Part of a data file
=====
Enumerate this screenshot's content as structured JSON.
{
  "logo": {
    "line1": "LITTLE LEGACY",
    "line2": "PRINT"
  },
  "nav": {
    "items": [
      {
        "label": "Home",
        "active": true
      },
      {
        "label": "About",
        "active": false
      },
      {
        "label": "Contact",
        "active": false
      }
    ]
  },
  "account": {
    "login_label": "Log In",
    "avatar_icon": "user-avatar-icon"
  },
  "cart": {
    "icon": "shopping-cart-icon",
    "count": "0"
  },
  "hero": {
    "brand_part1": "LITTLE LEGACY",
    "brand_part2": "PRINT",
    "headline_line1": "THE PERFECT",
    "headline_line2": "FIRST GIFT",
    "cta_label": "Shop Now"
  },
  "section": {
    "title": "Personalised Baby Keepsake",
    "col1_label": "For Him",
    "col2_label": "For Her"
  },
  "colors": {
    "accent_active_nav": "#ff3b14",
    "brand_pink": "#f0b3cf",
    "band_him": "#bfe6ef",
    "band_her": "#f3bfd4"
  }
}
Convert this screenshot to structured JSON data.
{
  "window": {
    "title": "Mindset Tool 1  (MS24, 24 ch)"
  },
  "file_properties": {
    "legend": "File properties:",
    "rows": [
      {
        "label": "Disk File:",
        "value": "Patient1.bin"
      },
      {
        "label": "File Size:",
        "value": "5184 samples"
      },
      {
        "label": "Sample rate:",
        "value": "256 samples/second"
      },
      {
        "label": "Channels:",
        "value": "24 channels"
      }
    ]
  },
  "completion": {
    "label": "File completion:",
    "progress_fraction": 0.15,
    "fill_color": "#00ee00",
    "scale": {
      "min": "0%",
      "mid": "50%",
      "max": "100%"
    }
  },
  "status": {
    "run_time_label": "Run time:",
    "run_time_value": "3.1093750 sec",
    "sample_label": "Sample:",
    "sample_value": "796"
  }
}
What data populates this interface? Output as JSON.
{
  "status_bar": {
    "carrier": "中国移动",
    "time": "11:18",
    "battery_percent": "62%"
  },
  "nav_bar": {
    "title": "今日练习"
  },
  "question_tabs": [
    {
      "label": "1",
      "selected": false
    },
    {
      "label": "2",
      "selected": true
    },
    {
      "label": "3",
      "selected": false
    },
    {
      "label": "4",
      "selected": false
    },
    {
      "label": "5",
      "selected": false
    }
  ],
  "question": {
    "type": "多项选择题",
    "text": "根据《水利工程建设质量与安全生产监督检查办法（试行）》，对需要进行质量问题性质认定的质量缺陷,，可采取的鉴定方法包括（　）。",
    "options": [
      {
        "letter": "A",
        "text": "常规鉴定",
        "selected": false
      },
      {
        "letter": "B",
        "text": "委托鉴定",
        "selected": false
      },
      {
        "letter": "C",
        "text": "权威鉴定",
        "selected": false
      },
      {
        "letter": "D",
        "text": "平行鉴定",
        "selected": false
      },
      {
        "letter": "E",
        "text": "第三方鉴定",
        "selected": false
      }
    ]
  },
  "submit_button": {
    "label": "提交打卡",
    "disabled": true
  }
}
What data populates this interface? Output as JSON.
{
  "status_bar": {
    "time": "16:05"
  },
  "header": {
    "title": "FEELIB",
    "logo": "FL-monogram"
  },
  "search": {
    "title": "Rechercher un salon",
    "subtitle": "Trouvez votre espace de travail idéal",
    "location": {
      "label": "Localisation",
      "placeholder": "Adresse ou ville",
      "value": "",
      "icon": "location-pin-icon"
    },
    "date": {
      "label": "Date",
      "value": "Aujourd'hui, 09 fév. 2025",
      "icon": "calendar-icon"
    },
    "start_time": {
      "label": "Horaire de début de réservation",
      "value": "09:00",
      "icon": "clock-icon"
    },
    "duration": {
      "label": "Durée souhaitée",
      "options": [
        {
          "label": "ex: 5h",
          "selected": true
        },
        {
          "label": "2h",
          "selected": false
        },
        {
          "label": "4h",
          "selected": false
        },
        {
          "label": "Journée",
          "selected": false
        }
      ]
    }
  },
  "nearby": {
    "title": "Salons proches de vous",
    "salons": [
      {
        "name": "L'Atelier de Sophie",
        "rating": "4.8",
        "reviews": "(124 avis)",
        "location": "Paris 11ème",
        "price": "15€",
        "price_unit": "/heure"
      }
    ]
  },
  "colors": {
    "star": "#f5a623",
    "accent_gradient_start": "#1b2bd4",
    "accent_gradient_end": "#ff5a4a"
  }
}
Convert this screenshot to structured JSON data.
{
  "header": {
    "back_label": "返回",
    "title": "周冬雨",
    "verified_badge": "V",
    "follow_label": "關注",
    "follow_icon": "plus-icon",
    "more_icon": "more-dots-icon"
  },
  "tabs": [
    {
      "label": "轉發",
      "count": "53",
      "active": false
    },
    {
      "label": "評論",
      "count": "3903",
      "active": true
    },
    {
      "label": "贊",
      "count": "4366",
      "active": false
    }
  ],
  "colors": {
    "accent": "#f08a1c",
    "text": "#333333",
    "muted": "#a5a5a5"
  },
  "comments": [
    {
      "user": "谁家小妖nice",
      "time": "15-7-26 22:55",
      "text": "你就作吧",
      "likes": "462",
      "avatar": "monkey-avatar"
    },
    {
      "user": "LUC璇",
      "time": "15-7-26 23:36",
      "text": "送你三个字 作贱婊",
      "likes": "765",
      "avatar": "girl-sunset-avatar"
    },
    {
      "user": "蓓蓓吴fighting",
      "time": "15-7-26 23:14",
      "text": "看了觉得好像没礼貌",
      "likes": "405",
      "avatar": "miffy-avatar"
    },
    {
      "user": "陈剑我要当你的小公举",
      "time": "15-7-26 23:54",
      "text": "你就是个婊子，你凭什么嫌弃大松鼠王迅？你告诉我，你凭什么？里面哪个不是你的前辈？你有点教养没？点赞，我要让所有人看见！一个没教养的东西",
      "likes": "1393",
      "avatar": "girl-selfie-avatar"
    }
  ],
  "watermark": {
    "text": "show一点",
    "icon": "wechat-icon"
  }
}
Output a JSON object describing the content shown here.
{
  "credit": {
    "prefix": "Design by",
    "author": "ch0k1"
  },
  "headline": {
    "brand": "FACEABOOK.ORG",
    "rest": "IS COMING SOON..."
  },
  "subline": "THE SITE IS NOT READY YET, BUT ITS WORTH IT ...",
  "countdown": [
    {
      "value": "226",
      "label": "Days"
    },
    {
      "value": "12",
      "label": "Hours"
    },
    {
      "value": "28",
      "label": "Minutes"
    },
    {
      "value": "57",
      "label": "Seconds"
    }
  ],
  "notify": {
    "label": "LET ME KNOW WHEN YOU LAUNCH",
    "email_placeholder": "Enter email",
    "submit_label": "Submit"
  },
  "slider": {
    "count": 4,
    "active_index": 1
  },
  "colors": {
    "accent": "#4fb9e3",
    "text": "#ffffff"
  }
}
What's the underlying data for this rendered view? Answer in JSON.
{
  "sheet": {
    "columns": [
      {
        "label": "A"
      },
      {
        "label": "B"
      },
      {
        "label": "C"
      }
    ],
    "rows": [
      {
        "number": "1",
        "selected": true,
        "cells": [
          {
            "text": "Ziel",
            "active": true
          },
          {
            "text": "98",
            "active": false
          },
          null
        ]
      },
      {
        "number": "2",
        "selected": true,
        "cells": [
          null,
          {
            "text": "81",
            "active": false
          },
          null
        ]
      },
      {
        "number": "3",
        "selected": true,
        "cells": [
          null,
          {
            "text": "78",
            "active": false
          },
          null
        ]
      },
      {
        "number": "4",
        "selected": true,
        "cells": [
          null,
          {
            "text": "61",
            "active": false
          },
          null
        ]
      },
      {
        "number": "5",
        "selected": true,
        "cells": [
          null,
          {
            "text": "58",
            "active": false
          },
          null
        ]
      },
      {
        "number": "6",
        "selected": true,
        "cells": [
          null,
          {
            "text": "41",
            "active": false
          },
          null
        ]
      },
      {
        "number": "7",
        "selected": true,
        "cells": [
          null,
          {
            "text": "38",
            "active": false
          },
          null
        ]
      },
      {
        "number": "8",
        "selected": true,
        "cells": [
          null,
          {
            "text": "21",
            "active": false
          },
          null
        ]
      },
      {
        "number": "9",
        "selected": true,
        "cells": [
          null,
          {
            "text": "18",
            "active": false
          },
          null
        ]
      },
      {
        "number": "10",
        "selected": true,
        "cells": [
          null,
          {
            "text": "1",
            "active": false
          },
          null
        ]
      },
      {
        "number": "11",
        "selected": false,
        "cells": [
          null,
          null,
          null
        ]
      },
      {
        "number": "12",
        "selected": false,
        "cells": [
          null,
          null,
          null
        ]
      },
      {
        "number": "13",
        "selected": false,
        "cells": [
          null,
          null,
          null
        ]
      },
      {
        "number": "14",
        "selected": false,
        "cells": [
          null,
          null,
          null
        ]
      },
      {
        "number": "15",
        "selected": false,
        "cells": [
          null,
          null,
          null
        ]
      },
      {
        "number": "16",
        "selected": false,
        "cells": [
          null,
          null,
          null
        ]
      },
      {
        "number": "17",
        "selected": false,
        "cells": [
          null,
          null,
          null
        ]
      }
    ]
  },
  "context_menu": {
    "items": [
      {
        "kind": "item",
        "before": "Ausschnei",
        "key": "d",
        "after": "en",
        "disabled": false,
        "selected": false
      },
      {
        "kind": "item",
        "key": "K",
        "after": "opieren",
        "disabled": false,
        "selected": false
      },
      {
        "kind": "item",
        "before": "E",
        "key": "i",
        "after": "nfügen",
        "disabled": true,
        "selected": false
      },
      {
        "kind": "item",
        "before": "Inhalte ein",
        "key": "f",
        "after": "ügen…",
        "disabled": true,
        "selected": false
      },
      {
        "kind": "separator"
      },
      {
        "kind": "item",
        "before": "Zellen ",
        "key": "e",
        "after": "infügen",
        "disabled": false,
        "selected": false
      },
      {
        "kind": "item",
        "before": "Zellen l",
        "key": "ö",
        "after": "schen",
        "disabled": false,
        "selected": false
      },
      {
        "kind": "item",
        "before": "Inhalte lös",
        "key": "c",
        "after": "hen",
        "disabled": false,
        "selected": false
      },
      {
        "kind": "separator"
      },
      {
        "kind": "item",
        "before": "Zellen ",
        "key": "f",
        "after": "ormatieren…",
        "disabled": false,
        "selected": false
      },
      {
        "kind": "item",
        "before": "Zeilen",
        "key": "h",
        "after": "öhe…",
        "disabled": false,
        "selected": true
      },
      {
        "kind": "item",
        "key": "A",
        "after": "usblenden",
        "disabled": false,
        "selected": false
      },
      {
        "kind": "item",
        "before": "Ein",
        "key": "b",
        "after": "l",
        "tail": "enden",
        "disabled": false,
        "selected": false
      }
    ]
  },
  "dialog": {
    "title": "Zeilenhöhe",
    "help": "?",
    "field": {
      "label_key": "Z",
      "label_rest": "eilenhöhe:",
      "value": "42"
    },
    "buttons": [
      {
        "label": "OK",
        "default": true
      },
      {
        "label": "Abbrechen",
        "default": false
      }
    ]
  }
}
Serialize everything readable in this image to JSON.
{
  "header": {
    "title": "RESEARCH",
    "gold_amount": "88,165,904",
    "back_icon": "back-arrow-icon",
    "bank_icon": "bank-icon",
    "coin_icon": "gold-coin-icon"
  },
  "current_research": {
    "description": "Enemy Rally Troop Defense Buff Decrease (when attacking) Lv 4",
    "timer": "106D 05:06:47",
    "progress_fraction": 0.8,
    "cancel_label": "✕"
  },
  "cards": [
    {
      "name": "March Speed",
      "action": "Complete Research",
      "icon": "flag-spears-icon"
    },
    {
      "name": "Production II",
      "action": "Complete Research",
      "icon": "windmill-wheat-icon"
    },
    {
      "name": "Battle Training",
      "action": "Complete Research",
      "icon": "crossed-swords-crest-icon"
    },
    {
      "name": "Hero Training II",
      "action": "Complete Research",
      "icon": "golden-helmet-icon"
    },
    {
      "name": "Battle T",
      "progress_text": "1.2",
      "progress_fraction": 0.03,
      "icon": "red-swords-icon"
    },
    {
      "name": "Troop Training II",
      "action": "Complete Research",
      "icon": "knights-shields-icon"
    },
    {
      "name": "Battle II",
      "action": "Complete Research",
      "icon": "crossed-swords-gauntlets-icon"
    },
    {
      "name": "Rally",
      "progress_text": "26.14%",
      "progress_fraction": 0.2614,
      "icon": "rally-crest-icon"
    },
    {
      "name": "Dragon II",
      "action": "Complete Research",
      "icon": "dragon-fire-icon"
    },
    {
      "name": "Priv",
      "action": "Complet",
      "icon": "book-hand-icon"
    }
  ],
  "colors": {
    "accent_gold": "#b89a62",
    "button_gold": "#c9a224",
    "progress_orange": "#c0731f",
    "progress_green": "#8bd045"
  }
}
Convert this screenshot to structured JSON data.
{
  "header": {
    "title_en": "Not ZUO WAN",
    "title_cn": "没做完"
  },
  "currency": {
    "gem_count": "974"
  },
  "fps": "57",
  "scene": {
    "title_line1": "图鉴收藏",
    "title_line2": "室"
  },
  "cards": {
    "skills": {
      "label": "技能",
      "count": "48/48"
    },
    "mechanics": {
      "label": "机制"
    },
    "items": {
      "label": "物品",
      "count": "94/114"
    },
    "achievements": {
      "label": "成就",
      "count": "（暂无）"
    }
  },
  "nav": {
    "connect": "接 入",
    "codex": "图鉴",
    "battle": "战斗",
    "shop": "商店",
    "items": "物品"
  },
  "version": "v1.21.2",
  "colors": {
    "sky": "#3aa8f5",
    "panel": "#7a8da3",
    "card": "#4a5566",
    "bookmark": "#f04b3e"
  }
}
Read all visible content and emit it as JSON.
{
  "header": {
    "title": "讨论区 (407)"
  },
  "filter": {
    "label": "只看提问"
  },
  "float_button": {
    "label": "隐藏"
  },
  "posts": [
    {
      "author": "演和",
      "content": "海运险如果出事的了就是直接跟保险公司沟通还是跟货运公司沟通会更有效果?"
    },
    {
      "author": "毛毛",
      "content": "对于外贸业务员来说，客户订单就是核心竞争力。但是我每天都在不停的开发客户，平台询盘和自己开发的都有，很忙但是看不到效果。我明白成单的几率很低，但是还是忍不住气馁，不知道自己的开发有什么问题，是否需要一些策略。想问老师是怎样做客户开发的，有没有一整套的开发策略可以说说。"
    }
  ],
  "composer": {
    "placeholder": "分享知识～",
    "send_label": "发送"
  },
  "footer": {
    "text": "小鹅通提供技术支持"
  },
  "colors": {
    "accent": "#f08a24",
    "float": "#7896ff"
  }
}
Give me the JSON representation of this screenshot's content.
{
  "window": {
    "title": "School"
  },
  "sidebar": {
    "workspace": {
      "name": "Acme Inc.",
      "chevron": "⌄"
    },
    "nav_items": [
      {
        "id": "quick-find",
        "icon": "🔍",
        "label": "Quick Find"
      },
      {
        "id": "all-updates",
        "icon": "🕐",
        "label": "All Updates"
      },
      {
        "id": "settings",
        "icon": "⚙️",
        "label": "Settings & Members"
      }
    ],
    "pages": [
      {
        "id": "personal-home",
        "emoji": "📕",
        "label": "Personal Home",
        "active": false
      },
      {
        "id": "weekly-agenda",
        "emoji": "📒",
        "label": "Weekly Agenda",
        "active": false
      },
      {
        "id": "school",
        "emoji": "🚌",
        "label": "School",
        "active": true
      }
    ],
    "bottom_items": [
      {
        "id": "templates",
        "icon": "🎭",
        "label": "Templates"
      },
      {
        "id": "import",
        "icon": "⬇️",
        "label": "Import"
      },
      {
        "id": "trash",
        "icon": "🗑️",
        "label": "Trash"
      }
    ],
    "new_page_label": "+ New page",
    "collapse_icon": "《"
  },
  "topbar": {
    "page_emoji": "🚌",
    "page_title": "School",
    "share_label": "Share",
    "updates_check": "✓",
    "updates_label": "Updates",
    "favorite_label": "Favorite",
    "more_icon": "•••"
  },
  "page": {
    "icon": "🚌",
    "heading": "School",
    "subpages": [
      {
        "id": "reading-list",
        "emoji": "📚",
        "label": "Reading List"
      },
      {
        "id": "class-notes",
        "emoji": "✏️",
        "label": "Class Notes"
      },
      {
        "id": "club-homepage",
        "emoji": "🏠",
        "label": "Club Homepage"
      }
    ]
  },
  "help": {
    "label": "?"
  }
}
=====
◆ TASK GOAL: Collect the lines that hold "samples".

◆ SOLUTION TO THIS EXERCISE:
        "value": "5184 samples"
        "value": "256 samples/second"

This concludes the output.